• [WHAT YOU ARE ASKED TO DO]:
Quote every line as written. Omit pictures.

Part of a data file
---+---
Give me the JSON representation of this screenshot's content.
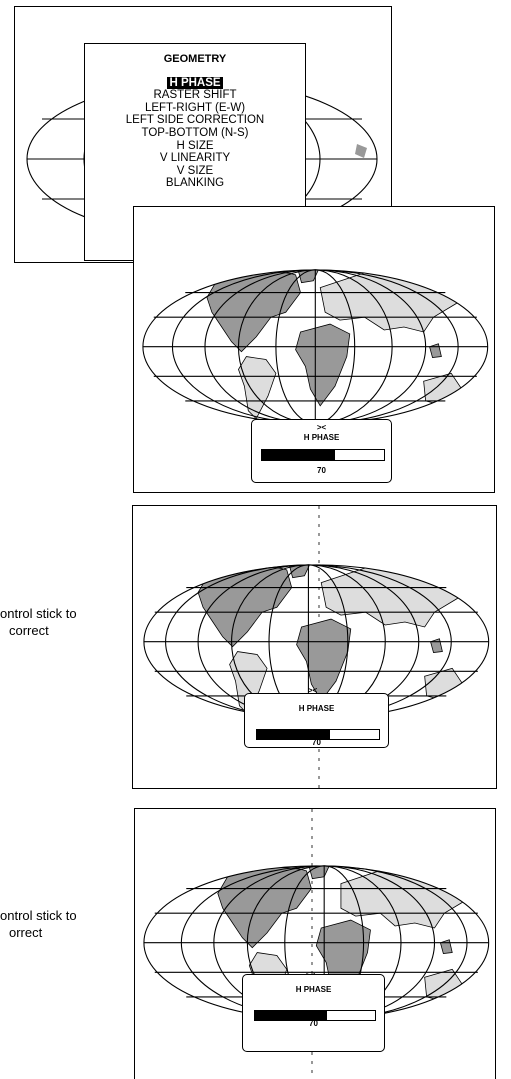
{
  "geometry_menu": {
    "title": "GEOMETRY",
    "items": [
      "H PHASE",
      "RASTER SHIFT",
      "LEFT-RIGHT (E-W)",
      "LEFT SIDE CORRECTION",
      "TOP-BOTTOM (N-S)",
      "H SIZE",
      "V LINEARITY",
      "V SIZE",
      "BLANKING"
    ],
    "selected_index": 0
  },
  "panel1": {
    "marker": "><",
    "label": "H PHASE",
    "value": "70",
    "fill_fraction": 0.6
  },
  "panel2": {
    "marker": "><",
    "label": "H PHASE",
    "value": "70",
    "fill_fraction": 0.6,
    "side_text_line1": "ontrol stick to",
    "side_text_line2": "correct"
  },
  "panel3": {
    "marker": "><",
    "label": "H PHASE",
    "value": "70",
    "fill_fraction": 0.6,
    "side_text_line1": "ontrol stick to",
    "side_text_line2": "orrect"
  },
  "colors": {
    "land_dark": "#999999",
    "land_light": "#dddddd",
    "line": "#000000"
  }
}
---+---
• [SOLUTION FOR THIS TASK]:
Give me the JSON representation of this screenshot's content.
{
  "geometry_menu": {
    "title": "GEOMETRY",
    "items": [
      "H PHASE",
      "RASTER SHIFT",
      "LEFT-RIGHT (E-W)",
      "LEFT SIDE CORRECTION",
      "TOP-BOTTOM (N-S)",
      "H SIZE",
      "V LINEARITY",
      "V SIZE",
      "BLANKING"
    ],
    "selected_index": 0
  },
  "panel1": {
    "marker": "><",
    "label": "H PHASE",
    "value": "70",
    "fill_fraction": 0.6
  },
  "panel2": {
    "marker": "><",
    "label": "H PHASE",
    "value": "70",
    "fill_fraction": 0.6,
    "side_text_line1": "ontrol stick to",
    "side_text_line2": "correct"
  },
  "panel3": {
    "marker": "><",
    "label": "H PHASE",
    "value": "70",
    "fill_fraction": 0.6,
    "side_text_line1": "ontrol stick to",
    "side_text_line2": "orrect"
  },
  "colors": {
    "land_dark": "#999999",
    "land_light": "#dddddd",
    "line": "#000000"
  }
}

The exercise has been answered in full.